* **Exercise objective**
Copy the data below exactly, omitting any picture it contains.

╔══

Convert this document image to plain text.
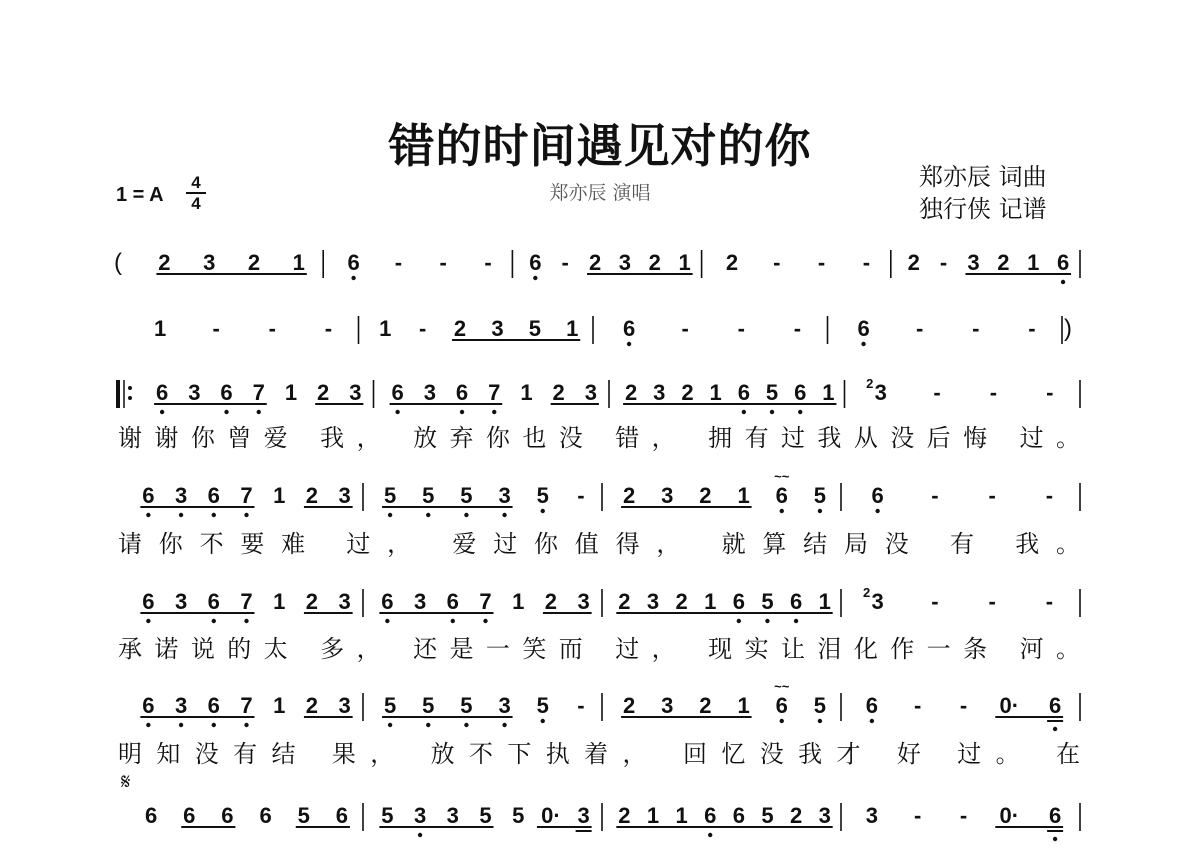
错的时间遇见对的你
郑亦辰 演唱
郑亦辰 词曲
独行侠 记谱
1 = A
4
4
𝄋
( 2 3 2 1 6 - - - 6 - 2 3 2 1 2 - - - 2 - 3 2 1 6
)
1 - - - 1 - 2 3 5 1 6 - - -	6 - - -
6 3 6 7 1 2 3 6 3 6 7 1 2 3 2 3 2 1 6 5 6 1 3
2	- - -
谢谢你曾爱 我， 放弃你也没 错， 拥有过我从没后悔 过。
6 3 6 7 1 2 3 5 5 5 3 5 - 2 3 2 1 6
~~
5 6 - - -
请你不要难 过， 爱过你值得， 就算结局没 有 我。
6 3 6 7 1 2 3 6 3 6 7 1 2 3 2 3 2 1 6 5 6 1 3
2	- - -
承诺说的太 多， 还是一笑而 过， 现实让泪化作一条 河。
6 3 6 7 1 2 3 5 5 5 3 5 - 2 3 2 1 6
~~
5 6 - - 0· 6
明知没有结 果， 放不下执着， 回忆没我才 好 过。 在
6 6 6 6 5 6 5 3 3 5 5 0· 3 2 1 1 6 6 5 2 3 3 - - 0· 6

╚══

* **Completed exercise**
Convert this document image to plain text.
错的时间遇见对的你
郑亦辰 演唱
郑亦辰 词曲
独行侠 记谱
1 = A
4
4
𝄋
( 2 3 2 1 6 - - - 6 - 2 3 2 1 2 - - - 2 - 3 2 1 6
)
1 - - - 1 - 2 3 5 1 6 - - -	6 - - -
6 3 6 7 1 2 3 6 3 6 7 1 2 3 2 3 2 1 6 5 6 1 3
2	- - -
谢谢你曾爱 我， 放弃你也没 错， 拥有过我从没后悔 过。
6 3 6 7 1 2 3 5 5 5 3 5 - 2 3 2 1 6
~~
5 6 - - -
请你不要难 过， 爱过你值得， 就算结局没 有 我。
6 3 6 7 1 2 3 6 3 6 7 1 2 3 2 3 2 1 6 5 6 1 3
2	- - -
承诺说的太 多， 还是一笑而 过， 现实让泪化作一条 河。
6 3 6 7 1 2 3 5 5 5 3 5 - 2 3 2 1 6
~~
5 6 - - 0· 6
明知没有结 果， 放不下执着， 回忆没我才 好 过。 在
6 6 6 6 5 6 5 3 3 5 5 0· 3 2 1 1 6 6 5 2 3 3 - - 0· 6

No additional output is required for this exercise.